WHAT THE EXERCISE ASKS: Extract every line of the material that holds the string "backscattering".

Figure content listings:
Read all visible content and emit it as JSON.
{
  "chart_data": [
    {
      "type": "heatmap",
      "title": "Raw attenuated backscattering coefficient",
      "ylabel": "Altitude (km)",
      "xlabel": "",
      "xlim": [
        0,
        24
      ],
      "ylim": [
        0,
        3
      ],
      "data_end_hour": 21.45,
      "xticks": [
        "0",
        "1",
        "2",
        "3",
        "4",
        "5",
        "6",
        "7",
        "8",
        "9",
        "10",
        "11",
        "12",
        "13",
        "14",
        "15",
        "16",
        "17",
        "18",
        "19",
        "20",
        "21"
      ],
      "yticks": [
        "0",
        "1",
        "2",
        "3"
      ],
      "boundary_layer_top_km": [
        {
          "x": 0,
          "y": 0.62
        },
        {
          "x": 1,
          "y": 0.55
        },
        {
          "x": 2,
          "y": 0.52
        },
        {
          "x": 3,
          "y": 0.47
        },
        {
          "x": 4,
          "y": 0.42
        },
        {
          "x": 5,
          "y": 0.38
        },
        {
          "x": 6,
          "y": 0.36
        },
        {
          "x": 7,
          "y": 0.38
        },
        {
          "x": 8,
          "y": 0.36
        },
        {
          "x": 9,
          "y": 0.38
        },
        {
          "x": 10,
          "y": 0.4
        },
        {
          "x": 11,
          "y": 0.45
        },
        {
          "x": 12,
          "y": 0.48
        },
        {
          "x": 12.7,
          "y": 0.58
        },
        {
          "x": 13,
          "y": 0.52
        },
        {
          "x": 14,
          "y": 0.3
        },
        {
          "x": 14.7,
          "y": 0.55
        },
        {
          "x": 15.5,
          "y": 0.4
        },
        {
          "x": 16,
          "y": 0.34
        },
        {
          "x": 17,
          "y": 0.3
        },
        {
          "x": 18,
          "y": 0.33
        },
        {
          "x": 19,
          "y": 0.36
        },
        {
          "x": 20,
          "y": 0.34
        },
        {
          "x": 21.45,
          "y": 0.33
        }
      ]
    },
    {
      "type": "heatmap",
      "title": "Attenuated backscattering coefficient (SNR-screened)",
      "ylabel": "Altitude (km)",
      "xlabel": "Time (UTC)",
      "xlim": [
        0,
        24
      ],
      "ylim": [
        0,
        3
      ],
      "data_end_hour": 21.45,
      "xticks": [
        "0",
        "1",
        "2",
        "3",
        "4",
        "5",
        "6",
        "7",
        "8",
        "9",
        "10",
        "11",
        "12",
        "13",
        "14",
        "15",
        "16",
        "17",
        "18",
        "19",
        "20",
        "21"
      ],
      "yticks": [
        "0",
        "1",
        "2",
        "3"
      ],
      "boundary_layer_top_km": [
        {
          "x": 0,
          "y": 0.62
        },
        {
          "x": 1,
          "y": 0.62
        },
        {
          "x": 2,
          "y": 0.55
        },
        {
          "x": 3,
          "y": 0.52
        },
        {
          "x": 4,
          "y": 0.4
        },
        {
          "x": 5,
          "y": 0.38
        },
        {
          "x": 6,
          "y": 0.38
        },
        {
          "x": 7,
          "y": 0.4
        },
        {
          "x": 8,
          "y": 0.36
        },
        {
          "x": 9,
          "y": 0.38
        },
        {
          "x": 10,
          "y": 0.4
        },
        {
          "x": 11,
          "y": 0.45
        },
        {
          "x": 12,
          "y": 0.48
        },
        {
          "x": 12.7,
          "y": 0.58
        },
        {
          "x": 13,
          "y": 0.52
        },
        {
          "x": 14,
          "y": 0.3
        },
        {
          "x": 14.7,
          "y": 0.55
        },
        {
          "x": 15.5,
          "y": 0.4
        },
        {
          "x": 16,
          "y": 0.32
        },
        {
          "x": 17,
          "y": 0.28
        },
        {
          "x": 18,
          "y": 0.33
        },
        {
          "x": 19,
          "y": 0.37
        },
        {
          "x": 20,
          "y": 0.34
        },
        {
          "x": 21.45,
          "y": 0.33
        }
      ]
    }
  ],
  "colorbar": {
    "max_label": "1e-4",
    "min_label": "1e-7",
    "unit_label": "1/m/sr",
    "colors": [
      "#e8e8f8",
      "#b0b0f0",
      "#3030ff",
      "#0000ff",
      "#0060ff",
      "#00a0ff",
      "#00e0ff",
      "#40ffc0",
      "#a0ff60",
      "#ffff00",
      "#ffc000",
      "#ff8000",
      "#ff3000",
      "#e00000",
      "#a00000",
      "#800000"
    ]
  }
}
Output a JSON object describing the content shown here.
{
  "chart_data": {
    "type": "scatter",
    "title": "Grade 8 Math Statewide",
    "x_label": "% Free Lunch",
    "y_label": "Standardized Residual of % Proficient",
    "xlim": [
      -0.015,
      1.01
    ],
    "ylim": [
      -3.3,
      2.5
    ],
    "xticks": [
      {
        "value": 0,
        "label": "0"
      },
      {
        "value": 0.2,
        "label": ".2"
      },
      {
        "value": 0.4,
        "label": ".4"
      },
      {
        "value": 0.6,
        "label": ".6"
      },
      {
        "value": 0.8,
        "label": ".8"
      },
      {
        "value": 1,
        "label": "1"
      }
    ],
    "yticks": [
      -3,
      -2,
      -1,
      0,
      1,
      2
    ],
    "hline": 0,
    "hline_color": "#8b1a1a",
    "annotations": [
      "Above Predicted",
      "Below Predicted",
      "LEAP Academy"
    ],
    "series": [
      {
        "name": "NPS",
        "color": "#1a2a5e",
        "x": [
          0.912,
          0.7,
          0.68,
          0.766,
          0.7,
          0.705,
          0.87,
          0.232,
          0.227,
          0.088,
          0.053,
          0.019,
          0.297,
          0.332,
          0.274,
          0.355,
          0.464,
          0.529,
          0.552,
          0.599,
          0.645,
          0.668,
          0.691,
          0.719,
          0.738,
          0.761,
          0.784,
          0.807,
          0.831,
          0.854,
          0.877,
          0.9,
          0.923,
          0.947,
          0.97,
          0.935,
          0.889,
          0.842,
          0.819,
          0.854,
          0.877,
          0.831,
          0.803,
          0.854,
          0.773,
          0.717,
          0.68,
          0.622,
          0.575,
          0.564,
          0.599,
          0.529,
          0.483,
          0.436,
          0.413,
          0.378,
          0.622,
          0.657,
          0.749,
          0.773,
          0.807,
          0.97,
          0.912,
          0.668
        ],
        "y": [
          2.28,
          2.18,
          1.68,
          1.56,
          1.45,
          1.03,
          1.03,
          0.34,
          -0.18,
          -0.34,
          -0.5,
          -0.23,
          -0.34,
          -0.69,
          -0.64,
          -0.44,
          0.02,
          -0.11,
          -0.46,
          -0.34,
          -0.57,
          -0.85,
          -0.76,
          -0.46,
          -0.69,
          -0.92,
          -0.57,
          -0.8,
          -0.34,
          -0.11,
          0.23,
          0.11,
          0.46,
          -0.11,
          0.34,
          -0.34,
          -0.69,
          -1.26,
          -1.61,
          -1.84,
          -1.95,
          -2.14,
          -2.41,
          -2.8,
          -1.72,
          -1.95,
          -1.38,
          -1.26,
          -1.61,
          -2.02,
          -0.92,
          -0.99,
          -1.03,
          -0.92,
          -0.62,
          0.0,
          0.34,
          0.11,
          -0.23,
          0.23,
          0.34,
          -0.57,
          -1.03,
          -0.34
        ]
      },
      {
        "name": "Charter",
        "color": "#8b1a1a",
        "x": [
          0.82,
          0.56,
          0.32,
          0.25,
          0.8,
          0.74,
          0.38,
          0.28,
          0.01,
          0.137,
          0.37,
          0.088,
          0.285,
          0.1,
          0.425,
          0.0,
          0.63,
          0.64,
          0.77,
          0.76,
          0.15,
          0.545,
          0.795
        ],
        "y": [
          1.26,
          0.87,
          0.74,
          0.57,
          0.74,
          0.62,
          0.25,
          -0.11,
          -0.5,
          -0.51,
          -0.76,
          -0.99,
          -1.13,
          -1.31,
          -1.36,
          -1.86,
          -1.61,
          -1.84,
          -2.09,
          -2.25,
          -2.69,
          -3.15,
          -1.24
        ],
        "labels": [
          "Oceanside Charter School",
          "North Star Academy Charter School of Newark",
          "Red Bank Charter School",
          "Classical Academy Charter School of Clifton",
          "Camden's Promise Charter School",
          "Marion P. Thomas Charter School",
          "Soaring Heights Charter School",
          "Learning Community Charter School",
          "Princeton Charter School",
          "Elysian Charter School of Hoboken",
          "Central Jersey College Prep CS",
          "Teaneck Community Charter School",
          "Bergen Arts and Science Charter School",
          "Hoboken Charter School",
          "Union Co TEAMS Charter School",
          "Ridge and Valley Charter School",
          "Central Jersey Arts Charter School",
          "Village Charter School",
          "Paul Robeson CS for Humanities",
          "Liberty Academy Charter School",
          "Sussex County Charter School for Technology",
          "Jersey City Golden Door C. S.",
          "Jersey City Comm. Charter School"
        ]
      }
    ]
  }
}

RESULT OF THE TASK:
      "title": "Raw attenuated backscattering coefficient",
      "title": "Attenuated backscattering coefficient (SNR-screened)",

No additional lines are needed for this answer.